Stored entries:
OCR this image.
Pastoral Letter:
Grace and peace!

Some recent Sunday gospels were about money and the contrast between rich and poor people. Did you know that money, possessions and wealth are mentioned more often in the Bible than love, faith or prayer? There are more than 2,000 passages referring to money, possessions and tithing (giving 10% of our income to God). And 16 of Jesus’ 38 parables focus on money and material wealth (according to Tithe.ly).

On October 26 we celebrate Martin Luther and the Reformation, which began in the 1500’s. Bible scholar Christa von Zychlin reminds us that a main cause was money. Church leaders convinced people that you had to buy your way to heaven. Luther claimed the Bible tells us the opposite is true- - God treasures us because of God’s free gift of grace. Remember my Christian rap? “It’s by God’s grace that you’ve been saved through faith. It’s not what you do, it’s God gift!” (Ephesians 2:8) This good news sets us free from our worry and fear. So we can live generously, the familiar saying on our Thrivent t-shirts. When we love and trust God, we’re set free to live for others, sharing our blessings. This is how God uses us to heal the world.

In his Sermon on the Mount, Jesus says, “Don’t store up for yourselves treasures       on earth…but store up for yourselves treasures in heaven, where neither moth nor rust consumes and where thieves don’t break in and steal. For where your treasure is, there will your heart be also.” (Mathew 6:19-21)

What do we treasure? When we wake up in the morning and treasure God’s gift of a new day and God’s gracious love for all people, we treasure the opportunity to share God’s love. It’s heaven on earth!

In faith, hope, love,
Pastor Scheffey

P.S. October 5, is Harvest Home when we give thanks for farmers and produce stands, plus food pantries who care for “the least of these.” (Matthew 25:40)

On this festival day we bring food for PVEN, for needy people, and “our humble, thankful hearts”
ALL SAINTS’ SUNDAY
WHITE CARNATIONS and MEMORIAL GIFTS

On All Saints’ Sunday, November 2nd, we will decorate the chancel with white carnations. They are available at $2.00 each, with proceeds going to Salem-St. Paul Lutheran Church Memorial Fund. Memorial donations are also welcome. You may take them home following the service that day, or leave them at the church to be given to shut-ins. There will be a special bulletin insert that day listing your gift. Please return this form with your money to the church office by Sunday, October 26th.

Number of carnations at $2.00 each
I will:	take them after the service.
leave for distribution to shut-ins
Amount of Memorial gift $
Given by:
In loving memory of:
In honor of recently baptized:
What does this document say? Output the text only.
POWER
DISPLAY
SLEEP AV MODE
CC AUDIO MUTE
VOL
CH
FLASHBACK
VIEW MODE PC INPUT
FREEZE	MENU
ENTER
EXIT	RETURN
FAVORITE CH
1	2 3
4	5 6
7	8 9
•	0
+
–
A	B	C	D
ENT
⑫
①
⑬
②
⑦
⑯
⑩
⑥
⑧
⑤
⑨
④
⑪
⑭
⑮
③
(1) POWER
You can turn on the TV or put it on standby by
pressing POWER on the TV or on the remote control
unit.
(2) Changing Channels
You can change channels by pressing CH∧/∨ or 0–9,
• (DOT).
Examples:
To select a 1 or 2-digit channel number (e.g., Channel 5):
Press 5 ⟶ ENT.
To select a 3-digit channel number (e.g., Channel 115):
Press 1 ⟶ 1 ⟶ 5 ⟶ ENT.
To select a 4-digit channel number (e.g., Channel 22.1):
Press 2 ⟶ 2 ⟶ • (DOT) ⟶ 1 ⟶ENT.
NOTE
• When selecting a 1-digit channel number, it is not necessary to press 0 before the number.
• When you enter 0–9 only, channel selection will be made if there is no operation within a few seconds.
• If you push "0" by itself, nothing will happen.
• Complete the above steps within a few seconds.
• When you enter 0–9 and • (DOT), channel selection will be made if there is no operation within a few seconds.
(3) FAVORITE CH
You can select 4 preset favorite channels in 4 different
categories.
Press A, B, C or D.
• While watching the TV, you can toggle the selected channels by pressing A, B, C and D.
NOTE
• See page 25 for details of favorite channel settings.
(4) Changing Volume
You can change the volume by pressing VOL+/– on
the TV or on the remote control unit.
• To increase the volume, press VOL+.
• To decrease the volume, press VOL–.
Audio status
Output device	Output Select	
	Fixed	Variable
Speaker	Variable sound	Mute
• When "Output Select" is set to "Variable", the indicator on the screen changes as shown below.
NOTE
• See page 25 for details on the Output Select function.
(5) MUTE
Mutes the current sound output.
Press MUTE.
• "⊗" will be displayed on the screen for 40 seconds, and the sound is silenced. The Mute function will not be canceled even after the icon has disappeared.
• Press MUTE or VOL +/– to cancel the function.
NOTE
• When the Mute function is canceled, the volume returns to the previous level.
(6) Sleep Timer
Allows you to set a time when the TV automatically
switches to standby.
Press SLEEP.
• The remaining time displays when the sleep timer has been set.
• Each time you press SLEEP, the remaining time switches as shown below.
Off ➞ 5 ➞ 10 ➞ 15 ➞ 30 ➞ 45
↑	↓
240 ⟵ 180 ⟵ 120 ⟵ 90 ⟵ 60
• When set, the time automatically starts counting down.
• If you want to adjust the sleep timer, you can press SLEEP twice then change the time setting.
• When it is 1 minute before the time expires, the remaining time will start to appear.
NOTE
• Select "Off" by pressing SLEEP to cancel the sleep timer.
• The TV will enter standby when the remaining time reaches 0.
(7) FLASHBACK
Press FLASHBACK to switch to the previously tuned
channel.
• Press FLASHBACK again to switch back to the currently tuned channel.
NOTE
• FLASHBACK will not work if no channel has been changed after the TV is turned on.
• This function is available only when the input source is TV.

**Goal**
Recopy all the lines exactly as they appear.

**Result of the exercise**
OCR this image.
Pastoral Letter:
Grace and peace!

Some recent Sunday gospels were about money and the contrast between rich and poor people. Did you know that money, possessions and wealth are mentioned more often in the Bible than love, faith or prayer? There are more than 2,000 passages referring to money, possessions and tithing (giving 10% of our income to God). And 16 of Jesus’ 38 parables focus on money and material wealth (according to Tithe.ly).

On October 26 we celebrate Martin Luther and the Reformation, which began in the 1500’s. Bible scholar Christa von Zychlin reminds us that a main cause was money. Church leaders convinced people that you had to buy your way to heaven. Luther claimed the Bible tells us the opposite is true- - God treasures us because of God’s free gift of grace. Remember my Christian rap? “It’s by God’s grace that you’ve been saved through faith. It’s not what you do, it’s God gift!” (Ephesians 2:8) This good news sets us free from our worry and fear. So we can live generously, the familiar saying on our Thrivent t-shirts. When we love and trust God, we’re set free to live for others, sharing our blessings. This is how God uses us to heal the world.

In his Sermon on the Mount, Jesus says, “Don’t store up for yourselves treasures       on earth…but store up for yourselves treasures in heaven, where neither moth nor rust consumes and where thieves don’t break in and steal. For where your treasure is, there will your heart be also.” (Mathew 6:19-21)

What do we treasure? When we wake up in the morning and treasure God’s gift of a new day and God’s gracious love for all people, we treasure the opportunity to share God’s love. It’s heaven on earth!

In faith, hope, love,
Pastor Scheffey

P.S. October 5, is Harvest Home when we give thanks for farmers and produce stands, plus food pantries who care for “the least of these.” (Matthew 25:40)

On this festival day we bring food for PVEN, for needy people, and “our humble, thankful hearts”
ALL SAINTS’ SUNDAY
WHITE CARNATIONS and MEMORIAL GIFTS

On All Saints’ Sunday, November 2nd, we will decorate the chancel with white carnations. They are available at $2.00 each, with proceeds going to Salem-St. Paul Lutheran Church Memorial Fund. Memorial donations are also welcome. You may take them home following the service that day, or leave them at the church to be given to shut-ins. There will be a special bulletin insert that day listing your gift. Please return this form with your money to the church office by Sunday, October 26th.

Number of carnations at $2.00 each
I will:	take them after the service.
leave for distribution to shut-ins
Amount of Memorial gift $
Given by:
In loving memory of:
In honor of recently baptized:
What does this document say? Output the text only.
POWER
DISPLAY
SLEEP AV MODE
CC AUDIO MUTE
VOL
CH
FLASHBACK
VIEW MODE PC INPUT
FREEZE	MENU
ENTER
EXIT	RETURN
FAVORITE CH
1	2 3
4	5 6
7	8 9
•	0
+
–
A	B	C	D
ENT
⑫
①
⑬
②
⑦
⑯
⑩
⑥
⑧
⑤
⑨
④
⑪
⑭
⑮
③
(1) POWER
You can turn on the TV or put it on standby by
pressing POWER on the TV or on the remote control
unit.
(2) Changing Channels
You can change channels by pressing CH∧/∨ or 0–9,
• (DOT).
Examples:
To select a 1 or 2-digit channel number (e.g., Channel 5):
Press 5 ⟶ ENT.
To select a 3-digit channel number (e.g., Channel 115):
Press 1 ⟶ 1 ⟶ 5 ⟶ ENT.
To select a 4-digit channel number (e.g., Channel 22.1):
Press 2 ⟶ 2 ⟶ • (DOT) ⟶ 1 ⟶ENT.
NOTE
• When selecting a 1-digit channel number, it is not necessary to press 0 before the number.
• When you enter 0–9 only, channel selection will be made if there is no operation within a few seconds.
• If you push "0" by itself, nothing will happen.
• Complete the above steps within a few seconds.
• When you enter 0–9 and • (DOT), channel selection will be made if there is no operation within a few seconds.
(3) FAVORITE CH
You can select 4 preset favorite channels in 4 different
categories.
Press A, B, C or D.
• While watching the TV, you can toggle the selected channels by pressing A, B, C and D.
NOTE
• See page 25 for details of favorite channel settings.
(4) Changing Volume
You can change the volume by pressing VOL+/– on
the TV or on the remote control unit.
• To increase the volume, press VOL+.
• To decrease the volume, press VOL–.
Audio status
Output device	Output Select	
	Fixed	Variable
Speaker	Variable sound	Mute
• When "Output Select" is set to "Variable", the indicator on the screen changes as shown below.
NOTE
• See page 25 for details on the Output Select function.
(5) MUTE
Mutes the current sound output.
Press MUTE.
• "⊗" will be displayed on the screen for 40 seconds, and the sound is silenced. The Mute function will not be canceled even after the icon has disappeared.
• Press MUTE or VOL +/– to cancel the function.
NOTE
• When the Mute function is canceled, the volume returns to the previous level.
(6) Sleep Timer
Allows you to set a time when the TV automatically
switches to standby.
Press SLEEP.
• The remaining time displays when the sleep timer has been set.
• Each time you press SLEEP, the remaining time switches as shown below.
Off ➞ 5 ➞ 10 ➞ 15 ➞ 30 ➞ 45
↑	↓
240 ⟵ 180 ⟵ 120 ⟵ 90 ⟵ 60
• When set, the time automatically starts counting down.
• If you want to adjust the sleep timer, you can press SLEEP twice then change the time setting.
• When it is 1 minute before the time expires, the remaining time will start to appear.
NOTE
• Select "Off" by pressing SLEEP to cancel the sleep timer.
• The TV will enter standby when the remaining time reaches 0.
(7) FLASHBACK
Press FLASHBACK to switch to the previously tuned
channel.
• Press FLASHBACK again to switch back to the currently tuned channel.
NOTE
• FLASHBACK will not work if no channel has been changed after the TV is turned on.
• This function is available only when the input source is TV.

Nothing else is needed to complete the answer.